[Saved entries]
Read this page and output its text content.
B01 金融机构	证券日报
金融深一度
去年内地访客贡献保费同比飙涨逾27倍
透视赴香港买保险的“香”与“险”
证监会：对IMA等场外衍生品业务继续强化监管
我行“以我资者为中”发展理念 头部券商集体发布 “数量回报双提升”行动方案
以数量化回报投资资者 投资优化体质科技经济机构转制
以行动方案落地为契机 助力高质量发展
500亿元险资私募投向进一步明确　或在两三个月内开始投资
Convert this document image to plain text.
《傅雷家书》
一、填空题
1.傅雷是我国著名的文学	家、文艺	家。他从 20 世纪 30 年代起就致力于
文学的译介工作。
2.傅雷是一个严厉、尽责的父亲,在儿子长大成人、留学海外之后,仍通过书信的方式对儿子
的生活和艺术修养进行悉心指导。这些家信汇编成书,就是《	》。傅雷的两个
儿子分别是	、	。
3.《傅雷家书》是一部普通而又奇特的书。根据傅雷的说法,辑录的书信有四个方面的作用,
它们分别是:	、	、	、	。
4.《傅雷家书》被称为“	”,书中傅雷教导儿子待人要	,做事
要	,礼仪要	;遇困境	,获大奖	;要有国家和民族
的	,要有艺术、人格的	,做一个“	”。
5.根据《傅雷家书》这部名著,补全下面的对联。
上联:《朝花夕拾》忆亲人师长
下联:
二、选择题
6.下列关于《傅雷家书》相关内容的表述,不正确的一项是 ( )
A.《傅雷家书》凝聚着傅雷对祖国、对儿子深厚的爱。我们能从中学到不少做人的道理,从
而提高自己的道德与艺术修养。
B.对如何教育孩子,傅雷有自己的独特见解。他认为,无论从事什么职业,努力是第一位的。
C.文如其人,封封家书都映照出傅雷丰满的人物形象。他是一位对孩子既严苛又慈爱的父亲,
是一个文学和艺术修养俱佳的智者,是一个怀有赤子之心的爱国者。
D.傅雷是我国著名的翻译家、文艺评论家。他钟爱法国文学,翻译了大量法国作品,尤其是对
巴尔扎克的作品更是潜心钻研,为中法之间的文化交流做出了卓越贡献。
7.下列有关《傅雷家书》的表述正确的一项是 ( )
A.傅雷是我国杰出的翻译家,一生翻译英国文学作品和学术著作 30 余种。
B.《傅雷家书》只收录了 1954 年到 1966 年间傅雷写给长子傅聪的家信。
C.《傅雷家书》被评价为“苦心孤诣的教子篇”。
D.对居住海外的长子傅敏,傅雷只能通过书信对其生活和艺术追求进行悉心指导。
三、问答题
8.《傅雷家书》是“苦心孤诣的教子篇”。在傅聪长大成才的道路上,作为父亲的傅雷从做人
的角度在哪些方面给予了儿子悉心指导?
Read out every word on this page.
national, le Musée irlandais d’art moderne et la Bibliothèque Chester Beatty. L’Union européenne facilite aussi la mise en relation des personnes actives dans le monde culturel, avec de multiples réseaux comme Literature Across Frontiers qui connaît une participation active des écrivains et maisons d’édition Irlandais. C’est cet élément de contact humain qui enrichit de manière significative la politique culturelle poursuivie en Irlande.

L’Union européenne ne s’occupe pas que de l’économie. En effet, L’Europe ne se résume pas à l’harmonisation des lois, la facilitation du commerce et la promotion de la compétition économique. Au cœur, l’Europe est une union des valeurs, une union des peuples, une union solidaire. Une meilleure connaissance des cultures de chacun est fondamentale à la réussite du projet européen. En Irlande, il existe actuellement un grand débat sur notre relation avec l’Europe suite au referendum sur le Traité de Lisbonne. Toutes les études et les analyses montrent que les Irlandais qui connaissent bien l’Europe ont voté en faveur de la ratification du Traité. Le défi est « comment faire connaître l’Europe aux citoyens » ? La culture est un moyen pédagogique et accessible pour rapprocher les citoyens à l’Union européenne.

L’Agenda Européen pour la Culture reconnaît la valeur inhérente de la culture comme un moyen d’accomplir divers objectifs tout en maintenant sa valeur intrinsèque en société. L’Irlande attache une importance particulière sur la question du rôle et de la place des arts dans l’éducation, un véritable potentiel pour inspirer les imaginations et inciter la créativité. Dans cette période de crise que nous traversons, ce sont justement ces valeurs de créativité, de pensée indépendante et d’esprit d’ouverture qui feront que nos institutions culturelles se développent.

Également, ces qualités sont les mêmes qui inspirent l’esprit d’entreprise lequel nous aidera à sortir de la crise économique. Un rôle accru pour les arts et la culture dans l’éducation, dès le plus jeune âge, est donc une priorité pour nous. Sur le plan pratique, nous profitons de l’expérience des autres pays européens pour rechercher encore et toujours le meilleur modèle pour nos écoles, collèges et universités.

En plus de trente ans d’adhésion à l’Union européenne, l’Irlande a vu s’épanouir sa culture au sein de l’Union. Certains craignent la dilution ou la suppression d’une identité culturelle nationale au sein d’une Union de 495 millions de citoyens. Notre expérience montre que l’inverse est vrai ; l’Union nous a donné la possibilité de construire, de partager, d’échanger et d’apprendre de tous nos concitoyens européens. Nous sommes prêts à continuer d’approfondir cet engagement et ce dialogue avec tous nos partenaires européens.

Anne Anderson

◆ Objective
From the data above, copy each line that has the string "苦心孤诣的教子篇".

◆ Answer below
C.《傅雷家书》被评价为“苦心孤诣的教子篇”。
8.《傅雷家书》是“苦心孤诣的教子篇”。在傅聪长大成才的道路上,作为父亲的傅雷从做人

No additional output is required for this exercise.